> [Dataset records]:
· · · ·

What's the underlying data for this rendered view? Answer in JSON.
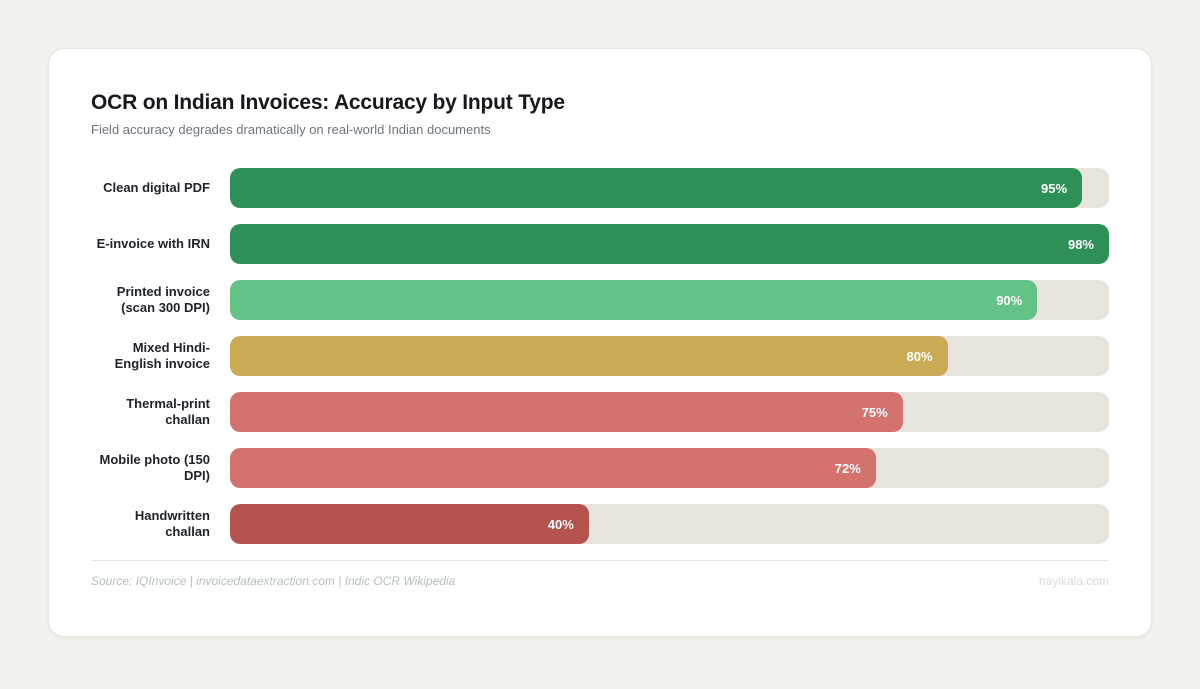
{
  "page": {
    "background_color": "#f2f1ec",
    "card_color": "#ffffff"
  },
  "header": {
    "title": "OCR on Indian Invoices: Accuracy by Input Type",
    "subtitle": "Field accuracy degrades dramatically on real-world Indian documents"
  },
  "chart_data": {
    "type": "bar",
    "orientation": "horizontal",
    "title": "OCR on Indian Invoices: Accuracy by Input Type",
    "subtitle": "Field accuracy degrades dramatically on real-world Indian documents",
    "xlabel": "",
    "ylabel": "",
    "xlim": [
      0,
      98
    ],
    "grid": false,
    "legend": false,
    "categories": [
      "Clean digital PDF",
      "E-invoice with IRN",
      "Printed invoice (scan 300 DPI)",
      "Mixed Hindi-English invoice",
      "Thermal-print challan",
      "Mobile photo (150 DPI)",
      "Handwritten challan"
    ],
    "values": [
      95,
      98,
      90,
      80,
      75,
      72,
      40
    ],
    "value_labels": [
      "95%",
      "98%",
      "90%",
      "80%",
      "75%",
      "72%",
      "40%"
    ],
    "bar_colors": [
      "#2e8f57",
      "#2e8f57",
      "#64c287",
      "#c9ab55",
      "#d4726d",
      "#d4726d",
      "#b4524e"
    ],
    "track_color": "#e9e5de",
    "value_label_color": "#ffffff",
    "value_label_position": "inside-end"
  },
  "footer": {
    "source": "Source: IQInvoice | invoicedataextraction.com | Indic OCR Wikipedia",
    "watermark": "nayikala.com"
  }
}
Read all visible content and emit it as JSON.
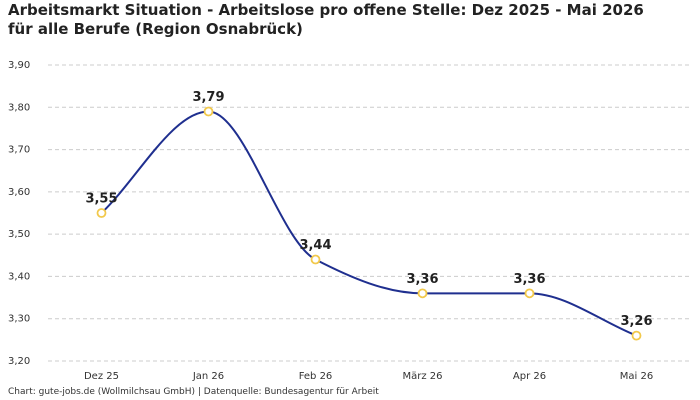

· · · ·

> [Objective]:
From the listing, copy every line where the string "real" appears.

> [Task response]:
    "subtitle": "Field accuracy degrades dramatically on real-world Indian documents"
    "subtitle": "Field accuracy degrades dramatically on real-world Indian documents",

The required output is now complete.